Extracted data entries
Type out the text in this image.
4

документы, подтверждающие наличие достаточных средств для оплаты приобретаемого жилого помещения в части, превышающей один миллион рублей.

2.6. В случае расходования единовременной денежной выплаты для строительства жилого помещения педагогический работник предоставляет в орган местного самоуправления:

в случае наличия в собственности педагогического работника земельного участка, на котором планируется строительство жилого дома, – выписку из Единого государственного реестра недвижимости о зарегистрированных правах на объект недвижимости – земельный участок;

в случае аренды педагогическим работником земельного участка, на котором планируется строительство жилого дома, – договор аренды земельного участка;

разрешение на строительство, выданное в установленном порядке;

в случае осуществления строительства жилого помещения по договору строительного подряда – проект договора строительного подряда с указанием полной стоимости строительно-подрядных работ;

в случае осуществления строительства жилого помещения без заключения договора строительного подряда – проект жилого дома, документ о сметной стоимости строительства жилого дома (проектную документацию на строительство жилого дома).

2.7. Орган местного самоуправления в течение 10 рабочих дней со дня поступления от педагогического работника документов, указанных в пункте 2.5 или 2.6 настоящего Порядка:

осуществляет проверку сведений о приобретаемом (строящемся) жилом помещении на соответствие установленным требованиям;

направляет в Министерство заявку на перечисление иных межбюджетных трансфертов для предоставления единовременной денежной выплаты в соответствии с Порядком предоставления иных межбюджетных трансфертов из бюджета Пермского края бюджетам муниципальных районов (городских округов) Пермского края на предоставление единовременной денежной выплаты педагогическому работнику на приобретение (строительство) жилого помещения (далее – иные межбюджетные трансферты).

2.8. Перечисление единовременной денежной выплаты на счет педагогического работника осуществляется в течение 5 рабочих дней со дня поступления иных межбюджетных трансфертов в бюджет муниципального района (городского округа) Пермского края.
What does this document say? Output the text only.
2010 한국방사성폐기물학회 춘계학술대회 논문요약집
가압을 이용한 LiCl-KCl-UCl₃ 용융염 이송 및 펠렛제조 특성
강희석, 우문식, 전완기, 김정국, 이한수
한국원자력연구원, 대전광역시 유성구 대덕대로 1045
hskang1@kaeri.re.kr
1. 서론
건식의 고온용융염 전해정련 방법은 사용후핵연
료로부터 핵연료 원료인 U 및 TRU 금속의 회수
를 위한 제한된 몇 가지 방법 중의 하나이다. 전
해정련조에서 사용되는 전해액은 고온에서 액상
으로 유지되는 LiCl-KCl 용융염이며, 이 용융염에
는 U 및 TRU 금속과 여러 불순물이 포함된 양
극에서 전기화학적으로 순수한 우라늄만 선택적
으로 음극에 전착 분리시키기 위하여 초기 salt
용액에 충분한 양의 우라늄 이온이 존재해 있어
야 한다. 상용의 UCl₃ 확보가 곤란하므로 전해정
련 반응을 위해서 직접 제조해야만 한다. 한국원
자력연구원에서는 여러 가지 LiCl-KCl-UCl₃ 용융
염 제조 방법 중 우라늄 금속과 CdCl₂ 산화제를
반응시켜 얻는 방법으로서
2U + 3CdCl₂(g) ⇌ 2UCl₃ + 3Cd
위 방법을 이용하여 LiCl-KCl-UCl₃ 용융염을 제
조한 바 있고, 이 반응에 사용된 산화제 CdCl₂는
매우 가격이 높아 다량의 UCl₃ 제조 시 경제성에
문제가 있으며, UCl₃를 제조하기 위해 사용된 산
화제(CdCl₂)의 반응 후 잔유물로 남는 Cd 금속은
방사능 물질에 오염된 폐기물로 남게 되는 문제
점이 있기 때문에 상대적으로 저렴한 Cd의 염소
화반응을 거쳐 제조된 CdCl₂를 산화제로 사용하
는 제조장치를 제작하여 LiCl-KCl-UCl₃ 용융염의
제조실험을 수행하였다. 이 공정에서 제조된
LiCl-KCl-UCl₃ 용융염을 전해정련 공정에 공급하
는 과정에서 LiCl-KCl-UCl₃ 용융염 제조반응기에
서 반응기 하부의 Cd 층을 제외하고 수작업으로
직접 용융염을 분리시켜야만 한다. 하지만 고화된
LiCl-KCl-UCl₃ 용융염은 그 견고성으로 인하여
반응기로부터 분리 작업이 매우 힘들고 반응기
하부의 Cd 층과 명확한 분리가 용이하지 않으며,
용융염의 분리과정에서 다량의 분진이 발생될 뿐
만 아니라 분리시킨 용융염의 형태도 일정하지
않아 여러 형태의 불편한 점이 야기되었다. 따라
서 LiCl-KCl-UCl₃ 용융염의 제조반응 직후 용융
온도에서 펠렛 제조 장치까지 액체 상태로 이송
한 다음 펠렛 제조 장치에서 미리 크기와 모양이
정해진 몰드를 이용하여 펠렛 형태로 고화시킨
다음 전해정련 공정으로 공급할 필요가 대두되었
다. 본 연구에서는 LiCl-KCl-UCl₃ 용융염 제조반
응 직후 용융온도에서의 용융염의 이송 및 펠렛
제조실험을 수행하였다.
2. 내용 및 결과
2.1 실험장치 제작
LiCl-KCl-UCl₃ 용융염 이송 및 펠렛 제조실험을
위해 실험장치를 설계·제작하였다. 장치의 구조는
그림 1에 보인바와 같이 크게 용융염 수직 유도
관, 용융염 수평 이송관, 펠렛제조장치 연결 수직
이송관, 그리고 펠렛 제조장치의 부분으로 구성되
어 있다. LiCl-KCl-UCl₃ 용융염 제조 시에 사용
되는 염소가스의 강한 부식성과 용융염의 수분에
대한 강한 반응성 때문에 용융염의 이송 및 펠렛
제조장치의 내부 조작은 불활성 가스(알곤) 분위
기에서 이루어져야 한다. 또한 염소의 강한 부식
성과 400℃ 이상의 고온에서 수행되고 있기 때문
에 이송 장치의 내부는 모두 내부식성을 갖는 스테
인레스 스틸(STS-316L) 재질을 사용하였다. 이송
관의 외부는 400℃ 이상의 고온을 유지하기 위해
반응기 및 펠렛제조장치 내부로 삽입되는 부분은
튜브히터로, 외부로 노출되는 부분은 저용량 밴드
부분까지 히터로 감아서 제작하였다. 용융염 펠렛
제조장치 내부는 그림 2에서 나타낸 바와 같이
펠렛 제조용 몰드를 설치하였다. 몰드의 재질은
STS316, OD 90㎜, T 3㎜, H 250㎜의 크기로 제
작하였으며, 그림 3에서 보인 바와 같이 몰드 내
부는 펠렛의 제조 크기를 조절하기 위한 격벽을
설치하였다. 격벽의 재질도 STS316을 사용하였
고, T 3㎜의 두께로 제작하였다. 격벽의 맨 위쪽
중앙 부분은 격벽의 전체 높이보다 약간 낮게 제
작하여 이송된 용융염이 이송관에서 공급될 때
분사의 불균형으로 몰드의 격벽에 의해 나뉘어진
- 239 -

Exercise prompt: Review the material and copy each line in which the word "LiCl" appears.

The reply:
가압을 이용한 LiCl-KCl-UCl₃ 용융염 이송 및 펠렛제조 특성
으로 유지되는 LiCl-KCl 용융염이며, 이 용융염에
자력연구원에서는 여러 가지 LiCl-KCl-UCl₃ 용융
위 방법을 이용하여 LiCl-KCl-UCl₃ 용융염을 제
는 제조장치를 제작하여 LiCl-KCl-UCl₃ 용융염의
LiCl-KCl-UCl₃ 용융염을 전해정련 공정에 공급하
는 과정에서 LiCl-KCl-UCl₃ 용융염 제조반응기에
LiCl-KCl-UCl₃ 용융염은 그 견고성으로 인하여
서 LiCl-KCl-UCl₃ 용융염의 제조반응 직후 용융
다. 본 연구에서는 LiCl-KCl-UCl₃ 용융염 제조반
LiCl-KCl-UCl₃ 용융염 이송 및 펠렛 제조실험을
어 있다. LiCl-KCl-UCl₃ 용융염 제조 시에 사용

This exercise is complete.